— START Listed records —
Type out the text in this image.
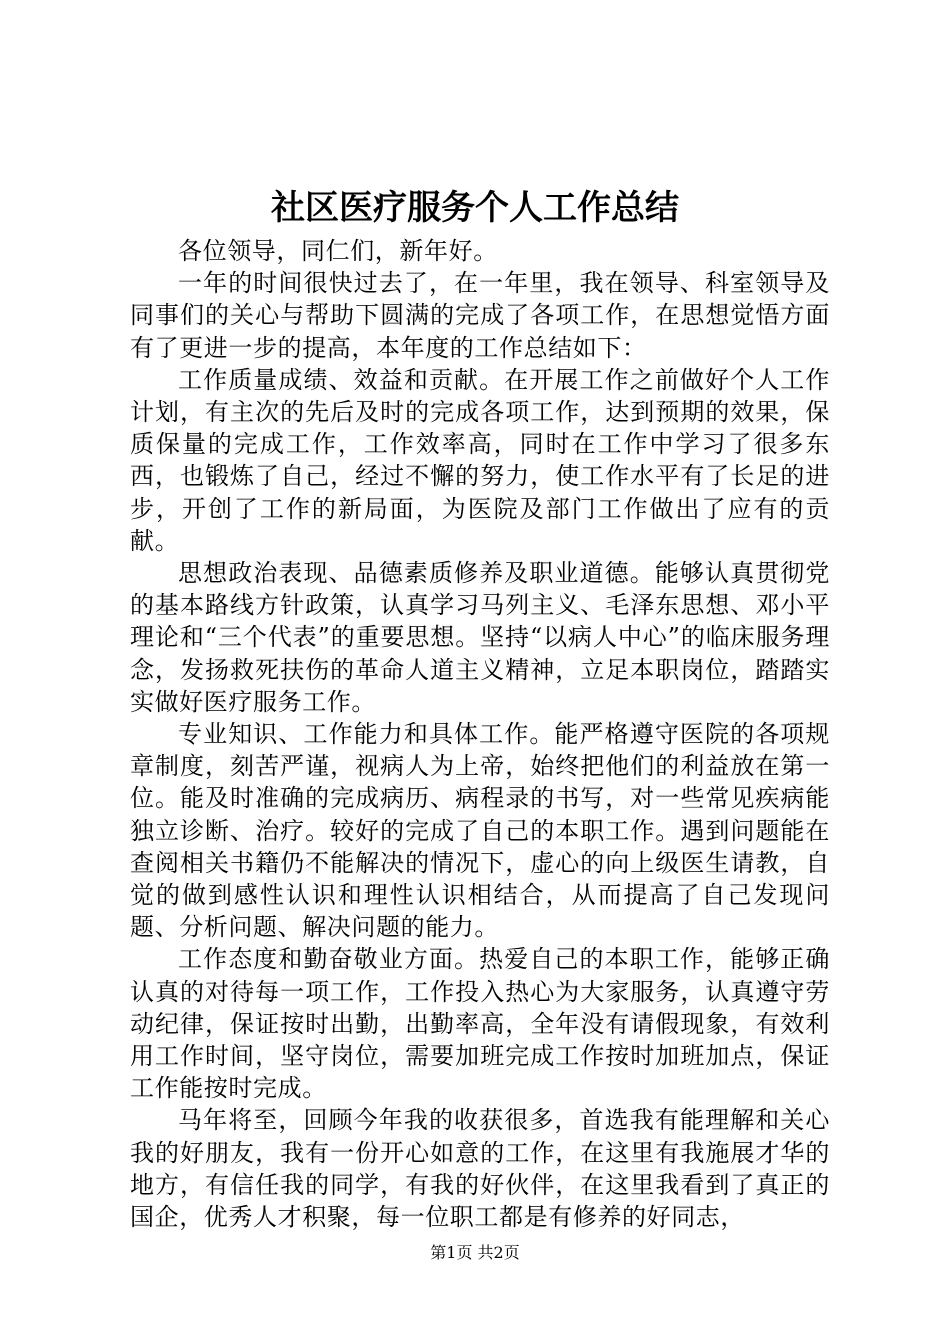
社区医疗服务个人工作总结

各位领导，同仁们，新年好。

一年的时间很快过去了，在一年里，我在领导、科室领导及同事们的关心与帮助下圆满的完成了各项工作，在思想觉悟方面有了更进一步的提高，本年度的工作总结如下：

工作质量成绩、效益和贡献。在开展工作之前做好个人工作计划，有主次的先后及时的完成各项工作，达到预期的效果，保质保量的完成工作，工作效率高，同时在工作中学习了很多东西，也锻炼了自己，经过不懈的努力，使工作水平有了长足的进步，开创了工作的新局面，为医院及部门工作做出了应有的贡献。

思想政治表现、品德素质修养及职业道德。能够认真贯彻党的基本路线方针政策，认真学习马列主义、毛泽东思想、邓小平理论和“三个代表”的重要思想。坚持“以病人中心”的临床服务理念，发扬救死扶伤的革命人道主义精神，立足本职岗位，踏踏实实做好医疗服务工作。

专业知识、工作能力和具体工作。能严格遵守医院的各项规章制度，刻苦严谨，视病人为上帝，始终把他们的利益放在第一位。能及时准确的完成病历、病程录的书写，对一些常见疾病能独立诊断、治疗。较好的完成了自己的本职工作。遇到问题能在查阅相关书籍仍不能解决的情况下，虚心的向上级医生请教，自觉的做到感性认识和理性认识相结合，从而提高了自己发现问题、分析问题、解决问题的能力。

工作态度和勤奋敬业方面。热爱自己的本职工作，能够正确认真的对待每一项工作，工作投入热心为大家服务，认真遵守劳动纪律，保证按时出勤，出勤率高，全年没有请假现象，有效利用工作时间，坚守岗位，需要加班完成工作按时加班加点，保证工作能按时完成。

马年将至，回顾今年我的收获很多，首选我有能理解和关心我的好朋友，我有一份开心如意的工作，在这里有我施展才华的地方，有信任我的同学，有我的好伙伴，在这里我看到了真正的国企，优秀人才积聚，每一位职工都是有修养的好同志，

第1页 共2页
— END Listed records —
Aim =>
The data above needs to be retyped exactly, with the images left out.

Reply =>
Type out the text in this image.
社区医疗服务个人工作总结

各位领导，同仁们，新年好。

一年的时间很快过去了，在一年里，我在领导、科室领导及同事们的关心与帮助下圆满的完成了各项工作，在思想觉悟方面有了更进一步的提高，本年度的工作总结如下：

工作质量成绩、效益和贡献。在开展工作之前做好个人工作计划，有主次的先后及时的完成各项工作，达到预期的效果，保质保量的完成工作，工作效率高，同时在工作中学习了很多东西，也锻炼了自己，经过不懈的努力，使工作水平有了长足的进步，开创了工作的新局面，为医院及部门工作做出了应有的贡献。

思想政治表现、品德素质修养及职业道德。能够认真贯彻党的基本路线方针政策，认真学习马列主义、毛泽东思想、邓小平理论和“三个代表”的重要思想。坚持“以病人中心”的临床服务理念，发扬救死扶伤的革命人道主义精神，立足本职岗位，踏踏实实做好医疗服务工作。

专业知识、工作能力和具体工作。能严格遵守医院的各项规章制度，刻苦严谨，视病人为上帝，始终把他们的利益放在第一位。能及时准确的完成病历、病程录的书写，对一些常见疾病能独立诊断、治疗。较好的完成了自己的本职工作。遇到问题能在查阅相关书籍仍不能解决的情况下，虚心的向上级医生请教，自觉的做到感性认识和理性认识相结合，从而提高了自己发现问题、分析问题、解决问题的能力。

工作态度和勤奋敬业方面。热爱自己的本职工作，能够正确认真的对待每一项工作，工作投入热心为大家服务，认真遵守劳动纪律，保证按时出勤，出勤率高，全年没有请假现象，有效利用工作时间，坚守岗位，需要加班完成工作按时加班加点，保证工作能按时完成。

马年将至，回顾今年我的收获很多，首选我有能理解和关心我的好朋友，我有一份开心如意的工作，在这里有我施展才华的地方，有信任我的同学，有我的好伙伴，在这里我看到了真正的国企，优秀人才积聚，每一位职工都是有修养的好同志，

第1页 共2页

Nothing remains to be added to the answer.